> **What to work on**
How many lines in this data contain the string "штрафы"? Reply with the number only.

Records from a data source
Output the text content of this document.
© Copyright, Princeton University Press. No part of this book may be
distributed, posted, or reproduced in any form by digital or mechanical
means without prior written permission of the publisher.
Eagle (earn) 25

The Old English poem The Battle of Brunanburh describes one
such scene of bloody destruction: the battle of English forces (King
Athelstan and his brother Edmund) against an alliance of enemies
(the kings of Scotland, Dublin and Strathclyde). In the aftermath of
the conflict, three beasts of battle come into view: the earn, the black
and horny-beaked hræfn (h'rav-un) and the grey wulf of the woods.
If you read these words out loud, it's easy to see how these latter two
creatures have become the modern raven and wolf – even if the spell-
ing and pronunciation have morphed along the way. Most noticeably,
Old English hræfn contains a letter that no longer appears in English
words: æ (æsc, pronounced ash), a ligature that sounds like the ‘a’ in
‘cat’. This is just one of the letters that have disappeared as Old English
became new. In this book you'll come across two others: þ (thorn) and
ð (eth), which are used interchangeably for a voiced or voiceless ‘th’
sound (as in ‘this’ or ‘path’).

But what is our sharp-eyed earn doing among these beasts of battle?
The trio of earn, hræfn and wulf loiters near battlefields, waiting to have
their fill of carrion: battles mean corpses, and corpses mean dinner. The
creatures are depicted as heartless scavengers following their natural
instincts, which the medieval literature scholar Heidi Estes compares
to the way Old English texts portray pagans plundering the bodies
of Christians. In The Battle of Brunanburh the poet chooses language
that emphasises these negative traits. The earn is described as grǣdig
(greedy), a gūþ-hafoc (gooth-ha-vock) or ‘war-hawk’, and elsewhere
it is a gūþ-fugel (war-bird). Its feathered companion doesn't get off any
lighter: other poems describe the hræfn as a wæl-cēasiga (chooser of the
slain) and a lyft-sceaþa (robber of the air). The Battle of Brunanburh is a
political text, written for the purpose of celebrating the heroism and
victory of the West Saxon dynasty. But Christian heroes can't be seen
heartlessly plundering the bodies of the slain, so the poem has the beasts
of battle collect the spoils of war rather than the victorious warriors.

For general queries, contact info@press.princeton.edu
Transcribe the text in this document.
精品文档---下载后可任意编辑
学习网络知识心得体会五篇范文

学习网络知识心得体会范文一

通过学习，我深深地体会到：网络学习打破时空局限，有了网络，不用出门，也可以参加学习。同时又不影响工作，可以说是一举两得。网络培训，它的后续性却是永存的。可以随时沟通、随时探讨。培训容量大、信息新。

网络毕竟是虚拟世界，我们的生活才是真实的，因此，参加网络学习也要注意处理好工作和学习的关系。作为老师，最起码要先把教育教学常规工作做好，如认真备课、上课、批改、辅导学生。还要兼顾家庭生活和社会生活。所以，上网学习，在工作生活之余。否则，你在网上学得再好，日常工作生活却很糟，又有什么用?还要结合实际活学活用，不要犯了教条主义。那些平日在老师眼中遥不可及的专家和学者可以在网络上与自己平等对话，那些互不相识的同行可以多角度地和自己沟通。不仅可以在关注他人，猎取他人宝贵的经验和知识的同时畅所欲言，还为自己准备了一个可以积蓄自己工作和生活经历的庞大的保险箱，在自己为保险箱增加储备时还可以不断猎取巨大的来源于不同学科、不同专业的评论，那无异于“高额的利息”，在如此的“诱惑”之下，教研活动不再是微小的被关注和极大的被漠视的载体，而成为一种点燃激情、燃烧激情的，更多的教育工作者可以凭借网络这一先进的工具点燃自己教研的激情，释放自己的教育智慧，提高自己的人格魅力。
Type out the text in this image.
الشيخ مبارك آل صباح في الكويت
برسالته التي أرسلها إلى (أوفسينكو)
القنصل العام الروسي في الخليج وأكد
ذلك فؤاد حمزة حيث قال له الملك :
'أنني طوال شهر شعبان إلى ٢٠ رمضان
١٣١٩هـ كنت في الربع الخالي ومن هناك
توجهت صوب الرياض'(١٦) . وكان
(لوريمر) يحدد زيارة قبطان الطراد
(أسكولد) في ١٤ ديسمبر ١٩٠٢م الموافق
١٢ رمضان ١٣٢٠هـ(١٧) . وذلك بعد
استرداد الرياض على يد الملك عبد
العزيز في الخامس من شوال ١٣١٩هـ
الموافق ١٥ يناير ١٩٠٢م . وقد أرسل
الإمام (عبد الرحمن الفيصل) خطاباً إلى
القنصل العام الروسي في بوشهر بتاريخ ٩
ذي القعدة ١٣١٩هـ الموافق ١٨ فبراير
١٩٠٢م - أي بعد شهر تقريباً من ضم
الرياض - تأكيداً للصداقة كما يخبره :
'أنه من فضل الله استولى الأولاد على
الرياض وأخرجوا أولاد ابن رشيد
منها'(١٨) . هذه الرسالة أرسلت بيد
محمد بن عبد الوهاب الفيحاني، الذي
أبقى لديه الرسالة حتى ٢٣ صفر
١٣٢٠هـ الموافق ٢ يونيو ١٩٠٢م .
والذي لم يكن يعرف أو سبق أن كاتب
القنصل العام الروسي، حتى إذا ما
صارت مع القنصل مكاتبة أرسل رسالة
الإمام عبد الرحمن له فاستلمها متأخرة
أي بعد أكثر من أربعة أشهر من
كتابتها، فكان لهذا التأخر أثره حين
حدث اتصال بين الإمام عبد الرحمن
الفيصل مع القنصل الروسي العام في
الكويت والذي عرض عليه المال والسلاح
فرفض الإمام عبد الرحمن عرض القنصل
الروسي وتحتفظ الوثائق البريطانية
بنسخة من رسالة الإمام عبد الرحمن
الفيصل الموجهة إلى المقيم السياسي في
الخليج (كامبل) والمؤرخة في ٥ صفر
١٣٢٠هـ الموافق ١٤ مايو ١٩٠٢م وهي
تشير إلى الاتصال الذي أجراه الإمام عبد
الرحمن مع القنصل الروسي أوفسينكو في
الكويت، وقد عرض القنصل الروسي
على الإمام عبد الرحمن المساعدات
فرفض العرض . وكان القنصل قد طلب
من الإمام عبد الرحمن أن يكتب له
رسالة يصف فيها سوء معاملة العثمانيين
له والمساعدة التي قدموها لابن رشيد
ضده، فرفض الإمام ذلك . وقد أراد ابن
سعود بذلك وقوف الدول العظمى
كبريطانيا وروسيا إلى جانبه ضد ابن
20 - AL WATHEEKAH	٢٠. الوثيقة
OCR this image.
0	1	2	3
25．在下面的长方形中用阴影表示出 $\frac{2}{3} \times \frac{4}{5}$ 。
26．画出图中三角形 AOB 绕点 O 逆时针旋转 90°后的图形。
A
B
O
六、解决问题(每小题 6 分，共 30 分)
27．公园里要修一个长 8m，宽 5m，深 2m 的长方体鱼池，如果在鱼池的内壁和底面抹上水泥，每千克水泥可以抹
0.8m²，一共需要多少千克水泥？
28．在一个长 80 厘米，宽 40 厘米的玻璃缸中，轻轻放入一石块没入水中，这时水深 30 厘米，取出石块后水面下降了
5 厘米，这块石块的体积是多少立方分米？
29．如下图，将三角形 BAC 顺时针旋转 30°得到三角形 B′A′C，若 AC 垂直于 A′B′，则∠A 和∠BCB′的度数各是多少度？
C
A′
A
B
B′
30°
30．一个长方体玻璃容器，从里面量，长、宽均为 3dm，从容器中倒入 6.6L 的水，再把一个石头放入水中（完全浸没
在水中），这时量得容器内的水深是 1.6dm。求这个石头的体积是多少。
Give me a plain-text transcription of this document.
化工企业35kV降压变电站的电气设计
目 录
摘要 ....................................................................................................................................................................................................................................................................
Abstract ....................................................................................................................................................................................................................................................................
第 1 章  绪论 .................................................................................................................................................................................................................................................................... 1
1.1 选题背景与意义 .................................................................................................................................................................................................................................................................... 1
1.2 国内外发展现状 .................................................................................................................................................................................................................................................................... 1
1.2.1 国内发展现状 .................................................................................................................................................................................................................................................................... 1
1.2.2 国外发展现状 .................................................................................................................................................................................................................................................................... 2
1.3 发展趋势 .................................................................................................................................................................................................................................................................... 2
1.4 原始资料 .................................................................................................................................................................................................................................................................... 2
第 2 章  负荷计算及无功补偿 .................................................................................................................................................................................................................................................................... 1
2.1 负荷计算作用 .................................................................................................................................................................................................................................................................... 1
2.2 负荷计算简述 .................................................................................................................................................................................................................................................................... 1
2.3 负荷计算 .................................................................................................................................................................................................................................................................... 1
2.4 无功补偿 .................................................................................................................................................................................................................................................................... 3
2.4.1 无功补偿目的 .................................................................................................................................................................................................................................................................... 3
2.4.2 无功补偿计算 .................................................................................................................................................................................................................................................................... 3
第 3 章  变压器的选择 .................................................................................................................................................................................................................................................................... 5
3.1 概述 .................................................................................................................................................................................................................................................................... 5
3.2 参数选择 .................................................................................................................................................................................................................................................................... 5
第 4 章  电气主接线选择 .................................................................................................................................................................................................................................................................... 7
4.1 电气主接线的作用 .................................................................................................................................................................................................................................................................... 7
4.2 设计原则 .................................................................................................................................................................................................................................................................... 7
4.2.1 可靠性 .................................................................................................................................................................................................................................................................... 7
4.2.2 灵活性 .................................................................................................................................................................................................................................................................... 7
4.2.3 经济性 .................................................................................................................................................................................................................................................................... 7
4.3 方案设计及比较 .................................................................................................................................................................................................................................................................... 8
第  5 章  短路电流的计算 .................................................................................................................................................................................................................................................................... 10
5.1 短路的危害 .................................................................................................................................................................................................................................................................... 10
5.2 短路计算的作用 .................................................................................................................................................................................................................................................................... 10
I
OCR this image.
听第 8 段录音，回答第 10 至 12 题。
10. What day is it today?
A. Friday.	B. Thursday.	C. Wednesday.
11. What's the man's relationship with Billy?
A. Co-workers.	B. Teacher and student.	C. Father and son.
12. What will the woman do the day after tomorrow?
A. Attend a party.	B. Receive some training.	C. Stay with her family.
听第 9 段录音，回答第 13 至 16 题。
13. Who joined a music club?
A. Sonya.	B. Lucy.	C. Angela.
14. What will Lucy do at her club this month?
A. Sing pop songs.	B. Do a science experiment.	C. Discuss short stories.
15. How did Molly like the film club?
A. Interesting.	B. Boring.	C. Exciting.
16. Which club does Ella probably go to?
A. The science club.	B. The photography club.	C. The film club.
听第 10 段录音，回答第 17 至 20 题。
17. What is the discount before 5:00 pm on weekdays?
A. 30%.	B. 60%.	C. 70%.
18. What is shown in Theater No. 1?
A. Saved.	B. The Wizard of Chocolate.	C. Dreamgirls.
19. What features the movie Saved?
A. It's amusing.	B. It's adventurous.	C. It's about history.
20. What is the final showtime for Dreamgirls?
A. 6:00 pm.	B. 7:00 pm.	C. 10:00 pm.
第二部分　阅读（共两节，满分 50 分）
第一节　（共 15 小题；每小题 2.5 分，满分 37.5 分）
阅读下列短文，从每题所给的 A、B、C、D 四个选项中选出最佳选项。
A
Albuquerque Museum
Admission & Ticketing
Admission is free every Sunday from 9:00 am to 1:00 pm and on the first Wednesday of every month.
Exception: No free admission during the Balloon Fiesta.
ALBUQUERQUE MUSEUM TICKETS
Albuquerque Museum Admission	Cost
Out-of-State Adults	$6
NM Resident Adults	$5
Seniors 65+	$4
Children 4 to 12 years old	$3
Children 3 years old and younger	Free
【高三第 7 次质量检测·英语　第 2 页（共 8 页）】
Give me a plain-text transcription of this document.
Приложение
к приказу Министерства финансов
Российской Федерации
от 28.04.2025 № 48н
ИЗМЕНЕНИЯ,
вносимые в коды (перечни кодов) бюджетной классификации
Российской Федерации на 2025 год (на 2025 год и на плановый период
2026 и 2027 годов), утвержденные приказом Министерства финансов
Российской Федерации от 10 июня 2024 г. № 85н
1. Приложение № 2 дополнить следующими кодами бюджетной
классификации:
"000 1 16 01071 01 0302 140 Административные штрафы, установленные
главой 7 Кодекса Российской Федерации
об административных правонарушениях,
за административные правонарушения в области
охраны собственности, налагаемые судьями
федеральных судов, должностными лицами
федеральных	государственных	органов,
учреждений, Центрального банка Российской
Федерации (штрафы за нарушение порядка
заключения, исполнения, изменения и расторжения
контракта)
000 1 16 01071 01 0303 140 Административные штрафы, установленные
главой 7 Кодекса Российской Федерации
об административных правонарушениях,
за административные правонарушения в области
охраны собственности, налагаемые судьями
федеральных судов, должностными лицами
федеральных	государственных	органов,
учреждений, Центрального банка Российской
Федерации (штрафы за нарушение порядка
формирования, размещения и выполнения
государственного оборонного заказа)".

> **Answer below**
4